- _Work to do_:
Please write out exactly the lines that begin at the line containing "Parse this screenshot: output" and run to the end of the records.

* * * * *

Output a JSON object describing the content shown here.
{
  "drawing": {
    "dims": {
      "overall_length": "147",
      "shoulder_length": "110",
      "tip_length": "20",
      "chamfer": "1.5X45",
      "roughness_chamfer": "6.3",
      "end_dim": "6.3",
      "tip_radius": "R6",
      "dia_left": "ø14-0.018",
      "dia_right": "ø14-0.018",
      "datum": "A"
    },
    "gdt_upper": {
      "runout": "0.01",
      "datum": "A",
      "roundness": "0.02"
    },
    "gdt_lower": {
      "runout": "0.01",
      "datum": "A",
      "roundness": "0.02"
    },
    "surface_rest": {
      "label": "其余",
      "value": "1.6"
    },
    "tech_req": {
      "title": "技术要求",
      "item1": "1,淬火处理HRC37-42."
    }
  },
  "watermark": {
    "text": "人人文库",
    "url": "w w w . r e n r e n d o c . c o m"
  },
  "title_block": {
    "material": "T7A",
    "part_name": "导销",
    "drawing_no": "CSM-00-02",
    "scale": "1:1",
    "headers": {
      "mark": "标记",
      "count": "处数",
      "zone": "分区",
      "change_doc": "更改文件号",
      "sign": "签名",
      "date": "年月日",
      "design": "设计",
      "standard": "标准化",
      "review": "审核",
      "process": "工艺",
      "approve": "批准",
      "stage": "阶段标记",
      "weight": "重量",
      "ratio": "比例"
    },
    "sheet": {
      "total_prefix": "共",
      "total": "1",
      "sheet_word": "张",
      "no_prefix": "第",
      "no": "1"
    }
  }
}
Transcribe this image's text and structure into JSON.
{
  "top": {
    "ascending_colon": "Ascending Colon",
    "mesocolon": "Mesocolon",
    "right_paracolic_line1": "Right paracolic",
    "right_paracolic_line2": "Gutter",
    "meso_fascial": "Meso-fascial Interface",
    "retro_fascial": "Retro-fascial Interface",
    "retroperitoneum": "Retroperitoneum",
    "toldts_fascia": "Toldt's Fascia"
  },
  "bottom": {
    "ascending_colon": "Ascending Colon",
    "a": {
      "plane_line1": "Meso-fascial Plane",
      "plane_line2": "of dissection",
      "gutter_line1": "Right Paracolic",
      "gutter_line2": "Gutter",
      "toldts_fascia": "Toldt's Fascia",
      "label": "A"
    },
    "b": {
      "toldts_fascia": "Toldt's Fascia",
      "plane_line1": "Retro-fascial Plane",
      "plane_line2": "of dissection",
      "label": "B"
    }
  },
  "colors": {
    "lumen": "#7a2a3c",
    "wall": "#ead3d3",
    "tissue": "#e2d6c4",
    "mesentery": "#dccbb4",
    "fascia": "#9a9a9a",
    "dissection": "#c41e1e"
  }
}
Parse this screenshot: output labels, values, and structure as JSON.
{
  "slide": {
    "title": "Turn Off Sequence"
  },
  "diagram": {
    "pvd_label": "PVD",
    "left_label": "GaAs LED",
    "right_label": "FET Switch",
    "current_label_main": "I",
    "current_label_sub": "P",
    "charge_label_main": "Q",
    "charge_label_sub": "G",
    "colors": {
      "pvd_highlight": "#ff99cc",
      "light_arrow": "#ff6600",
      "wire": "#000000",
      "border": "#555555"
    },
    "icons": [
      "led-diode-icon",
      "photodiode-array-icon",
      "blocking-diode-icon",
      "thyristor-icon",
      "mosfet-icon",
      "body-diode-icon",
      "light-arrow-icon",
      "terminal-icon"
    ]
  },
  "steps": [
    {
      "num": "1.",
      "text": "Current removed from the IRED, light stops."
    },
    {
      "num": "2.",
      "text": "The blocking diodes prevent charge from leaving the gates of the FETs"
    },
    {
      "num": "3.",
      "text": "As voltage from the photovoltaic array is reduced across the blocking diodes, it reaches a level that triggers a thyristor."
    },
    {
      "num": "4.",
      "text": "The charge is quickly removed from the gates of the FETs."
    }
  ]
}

* * * * *

- _Solution to the problem_:
Parse this screenshot: output labels, values, and structure as JSON.
{
  "slide": {
    "title": "Turn Off Sequence"
  },
  "diagram": {
    "pvd_label": "PVD",
    "left_label": "GaAs LED",
    "right_label": "FET Switch",
    "current_label_main": "I",
    "current_label_sub": "P",
    "charge_label_main": "Q",
    "charge_label_sub": "G",
    "colors": {
      "pvd_highlight": "#ff99cc",
      "light_arrow": "#ff6600",
      "wire": "#000000",
      "border": "#555555"
    },
    "icons": [
      "led-diode-icon",
      "photodiode-array-icon",
      "blocking-diode-icon",
      "thyristor-icon",
      "mosfet-icon",
      "body-diode-icon",
      "light-arrow-icon",
      "terminal-icon"
    ]
  },
  "steps": [
    {
      "num": "1.",
      "text": "Current removed from the IRED, light stops."
    },
    {
      "num": "2.",
      "text": "The blocking diodes prevent charge from leaving the gates of the FETs"
    },
    {
      "num": "3.",
      "text": "As voltage from the photovoltaic array is reduced across the blocking diodes, it reaches a level that triggers a thyristor."
    },
    {
      "num": "4.",
      "text": "The charge is quickly removed from the gates of the FETs."
    }
  ]
}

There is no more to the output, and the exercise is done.